Problem —
Answer with nothing but the number of lines that include the word "image".

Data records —
+===+
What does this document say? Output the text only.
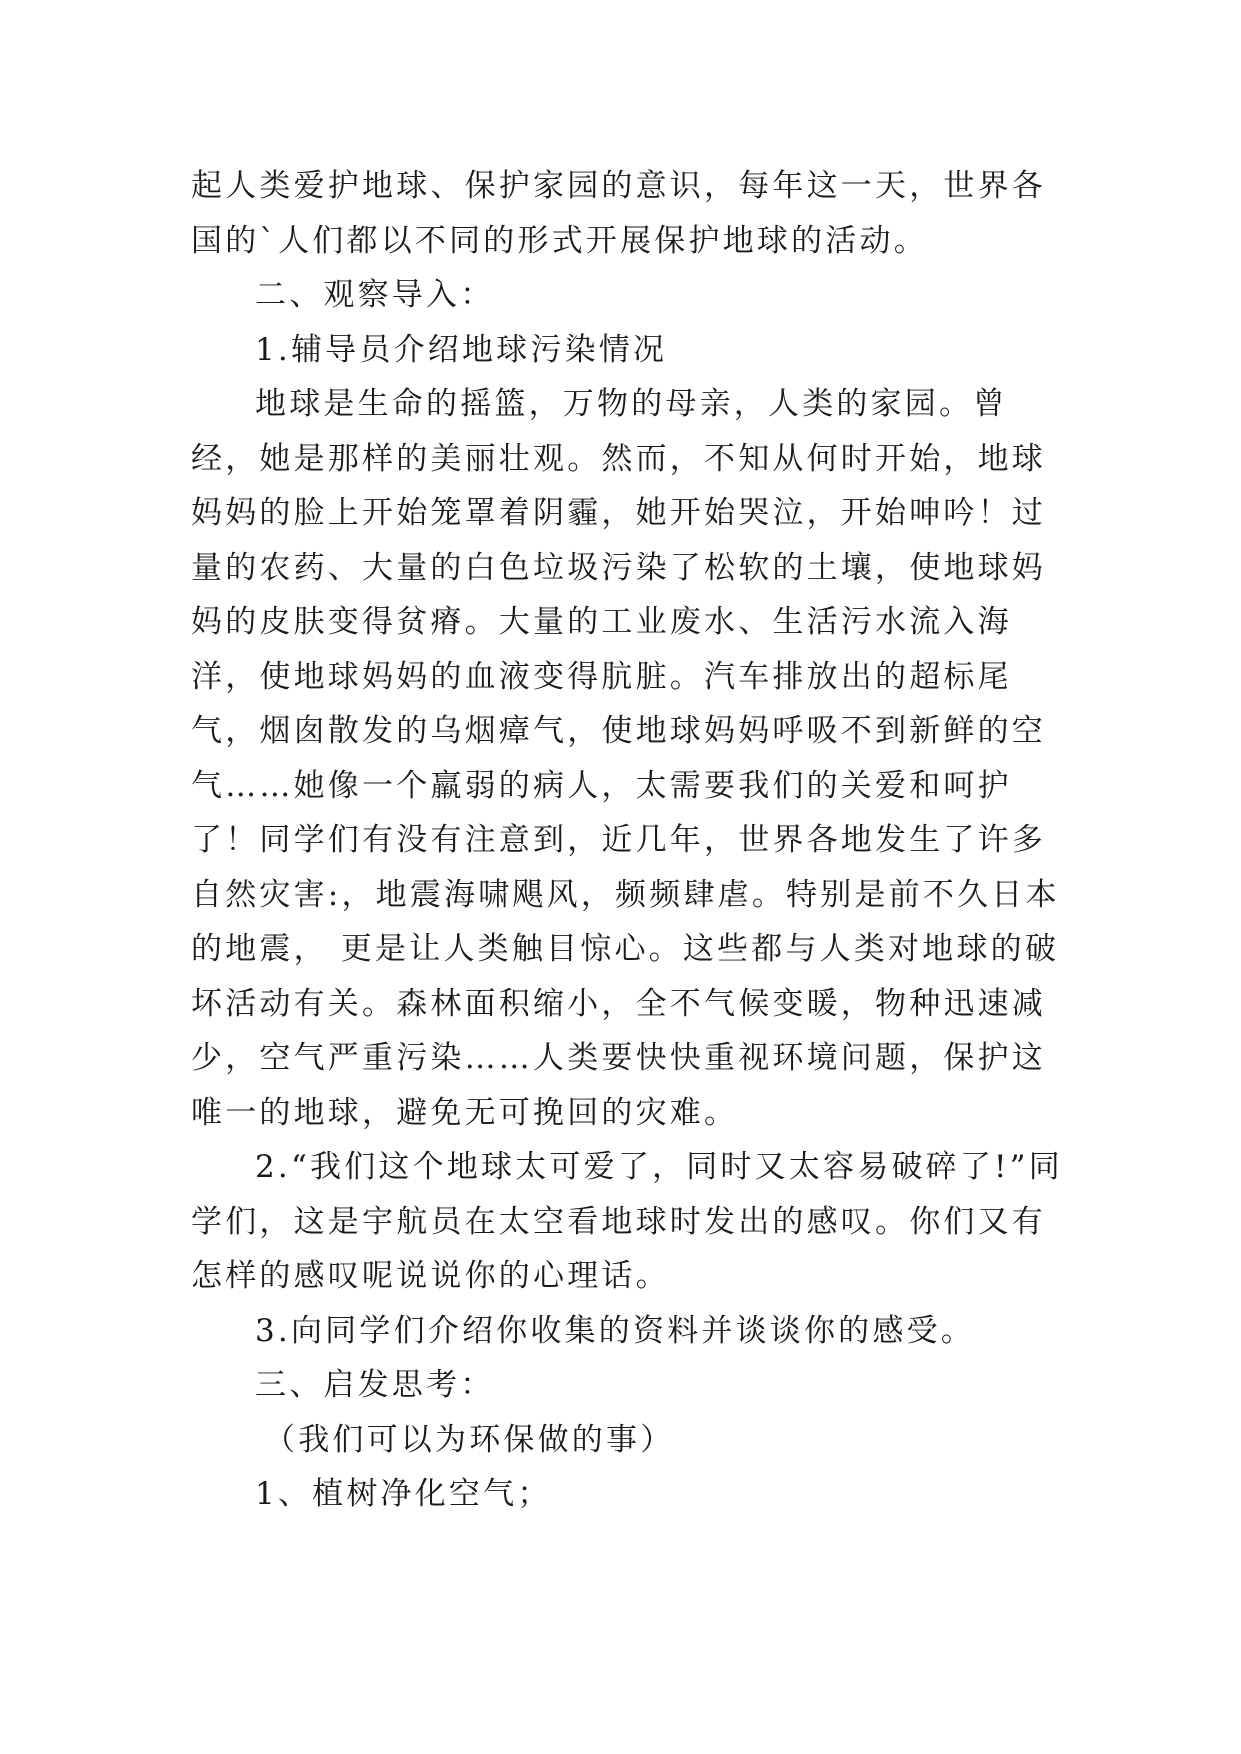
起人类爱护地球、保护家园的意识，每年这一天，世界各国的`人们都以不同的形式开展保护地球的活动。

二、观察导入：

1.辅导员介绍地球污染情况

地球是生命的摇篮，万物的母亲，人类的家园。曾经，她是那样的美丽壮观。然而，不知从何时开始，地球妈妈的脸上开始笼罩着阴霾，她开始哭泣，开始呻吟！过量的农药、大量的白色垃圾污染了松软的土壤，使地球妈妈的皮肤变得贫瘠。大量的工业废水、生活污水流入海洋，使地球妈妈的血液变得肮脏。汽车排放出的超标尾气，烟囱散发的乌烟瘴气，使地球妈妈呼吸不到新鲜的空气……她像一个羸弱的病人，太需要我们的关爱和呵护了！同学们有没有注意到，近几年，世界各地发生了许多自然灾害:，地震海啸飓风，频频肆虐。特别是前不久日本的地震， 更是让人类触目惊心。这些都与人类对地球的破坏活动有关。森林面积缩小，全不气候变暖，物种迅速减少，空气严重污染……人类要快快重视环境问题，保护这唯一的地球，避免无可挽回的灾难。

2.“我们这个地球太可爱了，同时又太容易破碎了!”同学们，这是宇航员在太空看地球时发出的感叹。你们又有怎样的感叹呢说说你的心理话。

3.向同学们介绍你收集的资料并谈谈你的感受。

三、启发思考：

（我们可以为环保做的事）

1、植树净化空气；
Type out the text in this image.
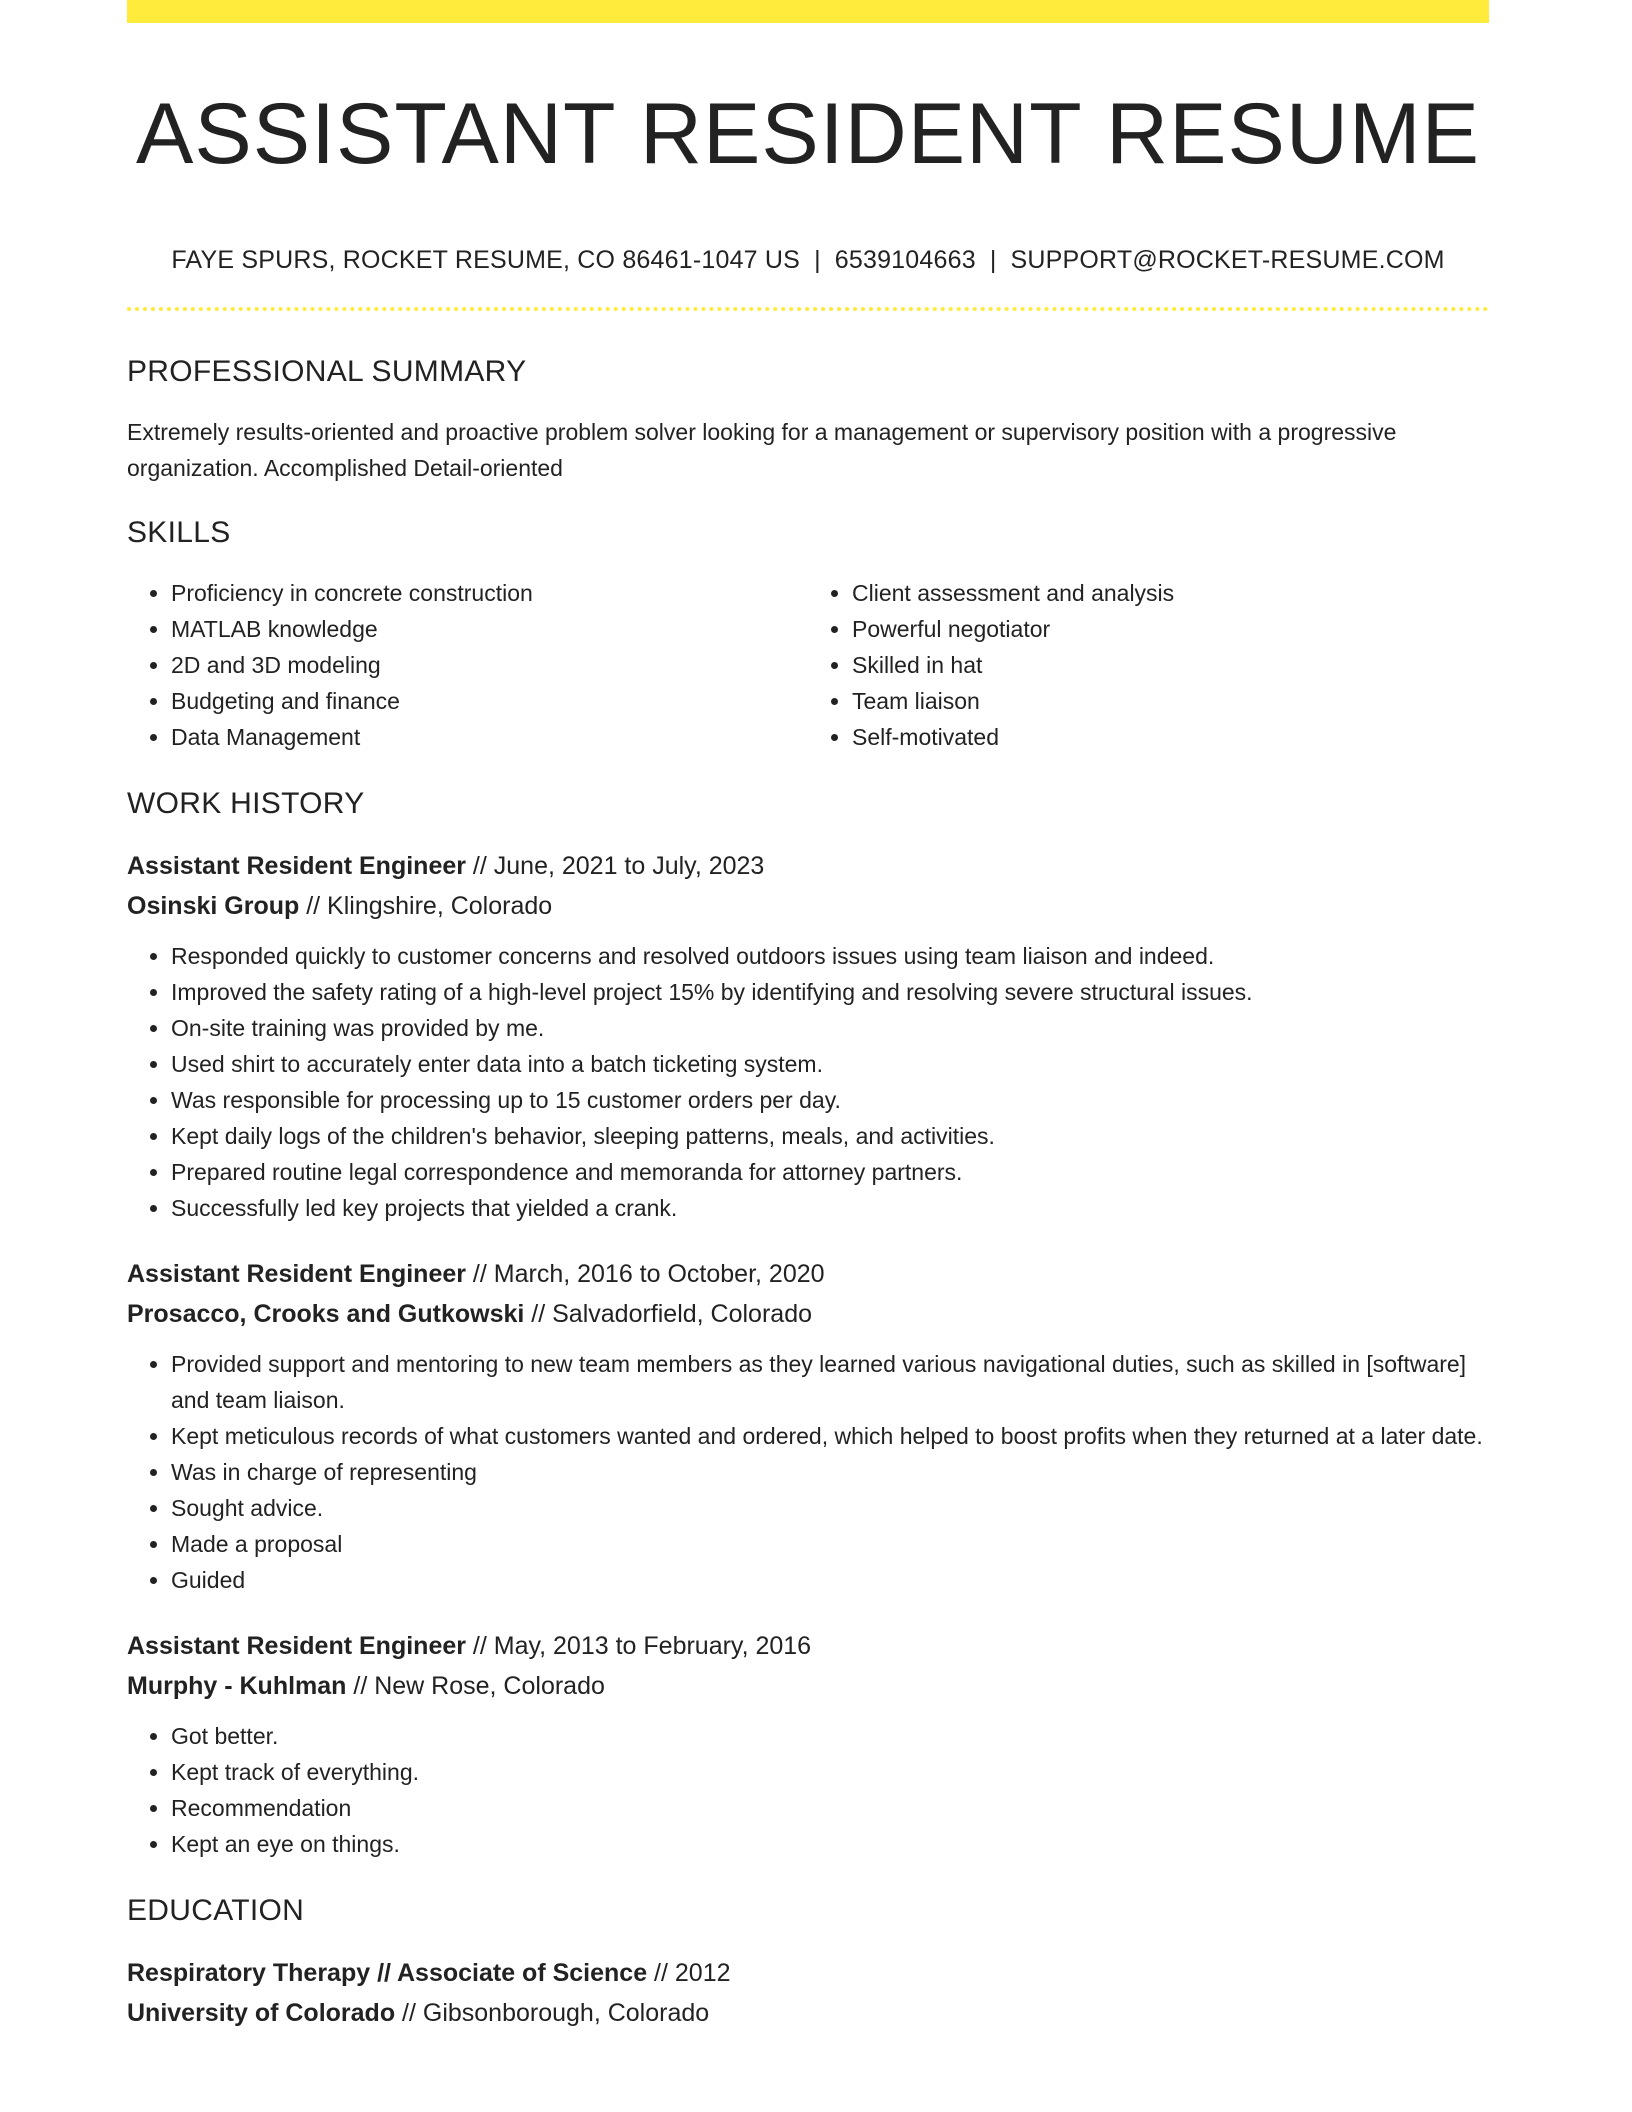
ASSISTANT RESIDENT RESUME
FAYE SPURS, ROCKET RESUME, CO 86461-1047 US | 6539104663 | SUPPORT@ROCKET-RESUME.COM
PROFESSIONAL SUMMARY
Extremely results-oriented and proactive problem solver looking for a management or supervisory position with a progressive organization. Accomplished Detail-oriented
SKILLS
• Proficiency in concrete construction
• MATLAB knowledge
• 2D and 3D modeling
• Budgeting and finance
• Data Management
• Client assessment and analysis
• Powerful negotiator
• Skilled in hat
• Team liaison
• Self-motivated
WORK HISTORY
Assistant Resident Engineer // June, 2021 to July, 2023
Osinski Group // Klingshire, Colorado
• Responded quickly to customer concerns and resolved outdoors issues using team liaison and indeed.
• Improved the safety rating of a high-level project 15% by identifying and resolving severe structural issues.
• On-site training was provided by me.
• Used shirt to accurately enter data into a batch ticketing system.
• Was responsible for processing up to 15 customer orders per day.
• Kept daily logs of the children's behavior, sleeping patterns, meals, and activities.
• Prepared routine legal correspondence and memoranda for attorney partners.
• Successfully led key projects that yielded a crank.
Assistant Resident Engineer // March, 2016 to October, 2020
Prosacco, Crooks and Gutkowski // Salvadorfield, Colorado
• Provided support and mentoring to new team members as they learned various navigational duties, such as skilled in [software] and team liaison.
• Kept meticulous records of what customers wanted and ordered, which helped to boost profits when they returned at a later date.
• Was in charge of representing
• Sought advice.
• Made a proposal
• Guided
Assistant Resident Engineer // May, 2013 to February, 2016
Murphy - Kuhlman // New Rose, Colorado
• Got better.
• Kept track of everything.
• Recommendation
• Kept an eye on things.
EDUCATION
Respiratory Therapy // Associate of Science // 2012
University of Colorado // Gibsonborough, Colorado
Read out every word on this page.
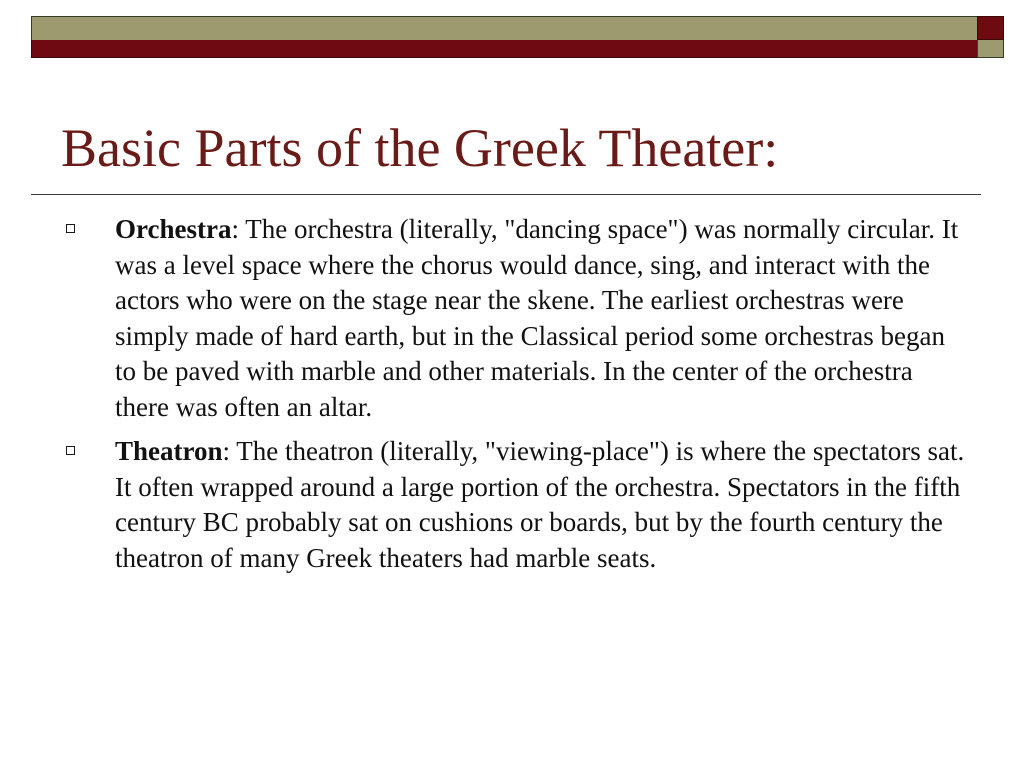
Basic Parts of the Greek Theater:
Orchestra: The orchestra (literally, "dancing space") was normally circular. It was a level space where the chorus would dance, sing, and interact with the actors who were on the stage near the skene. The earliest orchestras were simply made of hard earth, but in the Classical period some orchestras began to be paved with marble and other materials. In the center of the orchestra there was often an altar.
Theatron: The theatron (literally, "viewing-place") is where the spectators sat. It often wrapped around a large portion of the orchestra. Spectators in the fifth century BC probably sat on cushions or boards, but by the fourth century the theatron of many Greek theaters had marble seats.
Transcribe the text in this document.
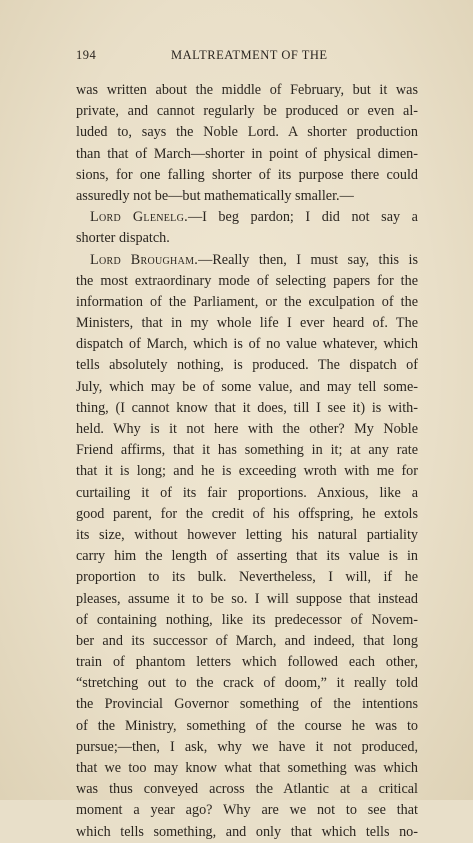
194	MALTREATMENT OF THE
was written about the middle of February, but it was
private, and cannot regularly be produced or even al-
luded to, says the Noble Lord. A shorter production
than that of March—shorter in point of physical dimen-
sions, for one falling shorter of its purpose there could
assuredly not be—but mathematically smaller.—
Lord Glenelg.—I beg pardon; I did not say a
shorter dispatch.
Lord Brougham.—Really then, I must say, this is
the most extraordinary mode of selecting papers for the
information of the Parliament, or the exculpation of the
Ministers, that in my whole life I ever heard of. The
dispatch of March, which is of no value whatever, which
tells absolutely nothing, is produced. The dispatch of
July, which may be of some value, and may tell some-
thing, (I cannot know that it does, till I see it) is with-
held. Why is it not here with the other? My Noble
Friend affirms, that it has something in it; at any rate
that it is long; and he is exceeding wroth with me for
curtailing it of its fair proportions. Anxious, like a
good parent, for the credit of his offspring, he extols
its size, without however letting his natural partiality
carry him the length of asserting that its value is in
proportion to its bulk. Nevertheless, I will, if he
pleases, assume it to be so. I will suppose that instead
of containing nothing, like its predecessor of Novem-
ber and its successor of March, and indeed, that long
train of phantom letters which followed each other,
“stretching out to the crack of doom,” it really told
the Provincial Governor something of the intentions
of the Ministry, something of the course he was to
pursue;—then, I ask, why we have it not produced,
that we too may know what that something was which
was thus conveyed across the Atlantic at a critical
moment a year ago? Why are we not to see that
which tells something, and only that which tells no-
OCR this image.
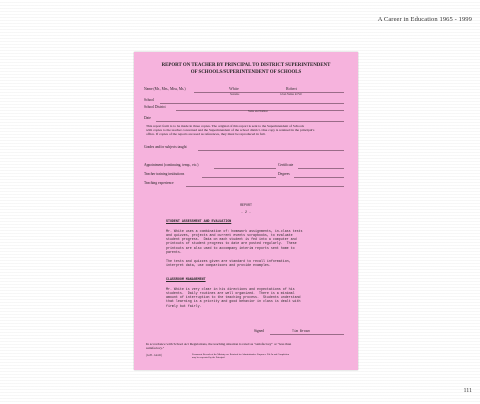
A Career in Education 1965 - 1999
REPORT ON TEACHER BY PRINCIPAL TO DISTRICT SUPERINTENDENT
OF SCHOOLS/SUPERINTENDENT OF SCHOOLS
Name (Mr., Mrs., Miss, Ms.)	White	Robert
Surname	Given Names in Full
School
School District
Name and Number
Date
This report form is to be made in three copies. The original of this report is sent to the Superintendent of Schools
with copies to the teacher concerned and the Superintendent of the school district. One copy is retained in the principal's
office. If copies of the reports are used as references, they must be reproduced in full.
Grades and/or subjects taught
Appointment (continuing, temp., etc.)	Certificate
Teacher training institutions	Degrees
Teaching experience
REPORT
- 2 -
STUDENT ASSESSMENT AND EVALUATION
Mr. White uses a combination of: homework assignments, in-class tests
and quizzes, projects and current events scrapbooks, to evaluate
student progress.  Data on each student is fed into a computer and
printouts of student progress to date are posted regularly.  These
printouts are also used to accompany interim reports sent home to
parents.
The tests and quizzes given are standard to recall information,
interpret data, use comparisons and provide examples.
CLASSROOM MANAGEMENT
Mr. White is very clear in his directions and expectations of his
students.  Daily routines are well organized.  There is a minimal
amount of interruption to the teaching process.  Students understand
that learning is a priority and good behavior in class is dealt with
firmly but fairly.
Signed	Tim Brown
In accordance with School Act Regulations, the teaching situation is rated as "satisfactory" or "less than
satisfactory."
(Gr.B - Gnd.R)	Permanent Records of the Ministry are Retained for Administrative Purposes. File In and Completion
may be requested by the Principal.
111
+===+
Answer below —
2